- Prompt -
Every record must be repeated exactly; omit any pictures they contain.

______________________________

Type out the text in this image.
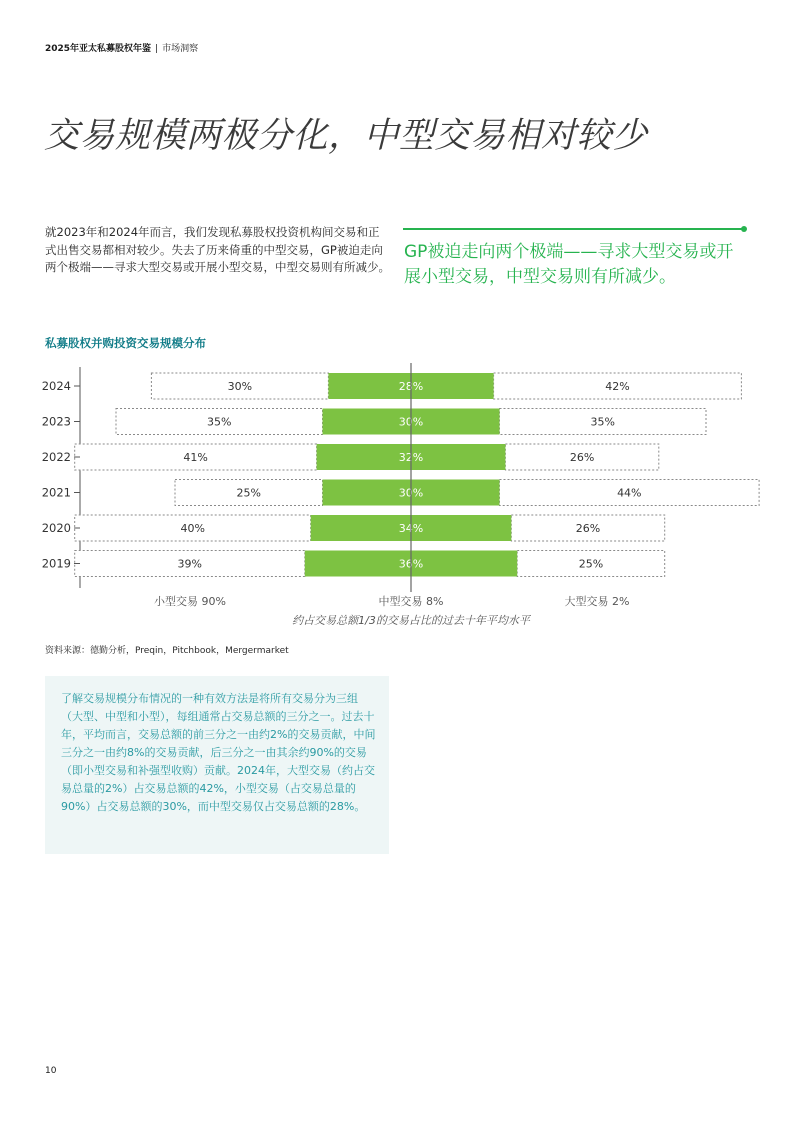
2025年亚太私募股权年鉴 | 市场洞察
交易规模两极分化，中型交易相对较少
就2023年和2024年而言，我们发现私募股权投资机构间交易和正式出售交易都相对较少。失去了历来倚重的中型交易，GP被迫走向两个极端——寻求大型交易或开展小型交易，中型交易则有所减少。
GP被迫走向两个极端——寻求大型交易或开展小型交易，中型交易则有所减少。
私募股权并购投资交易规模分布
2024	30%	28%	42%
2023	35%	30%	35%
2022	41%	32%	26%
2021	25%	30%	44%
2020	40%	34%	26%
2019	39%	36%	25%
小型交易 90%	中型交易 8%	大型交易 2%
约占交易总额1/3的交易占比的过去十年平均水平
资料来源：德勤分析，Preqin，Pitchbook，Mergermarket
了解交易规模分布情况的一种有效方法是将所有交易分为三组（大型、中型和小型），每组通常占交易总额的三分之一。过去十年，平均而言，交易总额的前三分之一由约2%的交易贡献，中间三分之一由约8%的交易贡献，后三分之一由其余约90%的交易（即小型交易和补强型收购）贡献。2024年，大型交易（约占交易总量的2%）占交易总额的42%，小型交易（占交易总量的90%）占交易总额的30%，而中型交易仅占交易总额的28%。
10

______________________________

- Expected output -
Type out the text in this image.
2025年亚太私募股权年鉴 | 市场洞察
交易规模两极分化，中型交易相对较少
就2023年和2024年而言，我们发现私募股权投资机构间交易和正式出售交易都相对较少。失去了历来倚重的中型交易，GP被迫走向两个极端——寻求大型交易或开展小型交易，中型交易则有所减少。
GP被迫走向两个极端——寻求大型交易或开展小型交易，中型交易则有所减少。
私募股权并购投资交易规模分布
2024	30%	28%	42%
2023	35%	30%	35%
2022	41%	32%	26%
2021	25%	30%	44%
2020	40%	34%	26%
2019	39%	36%	25%
小型交易 90%	中型交易 8%	大型交易 2%
约占交易总额1/3的交易占比的过去十年平均水平
资料来源：德勤分析，Preqin，Pitchbook，Mergermarket
了解交易规模分布情况的一种有效方法是将所有交易分为三组（大型、中型和小型），每组通常占交易总额的三分之一。过去十年，平均而言，交易总额的前三分之一由约2%的交易贡献，中间三分之一由约8%的交易贡献，后三分之一由其余约90%的交易（即小型交易和补强型收购）贡献。2024年，大型交易（约占交易总量的2%）占交易总额的42%，小型交易（占交易总量的90%）占交易总额的30%，而中型交易仅占交易总额的28%。
10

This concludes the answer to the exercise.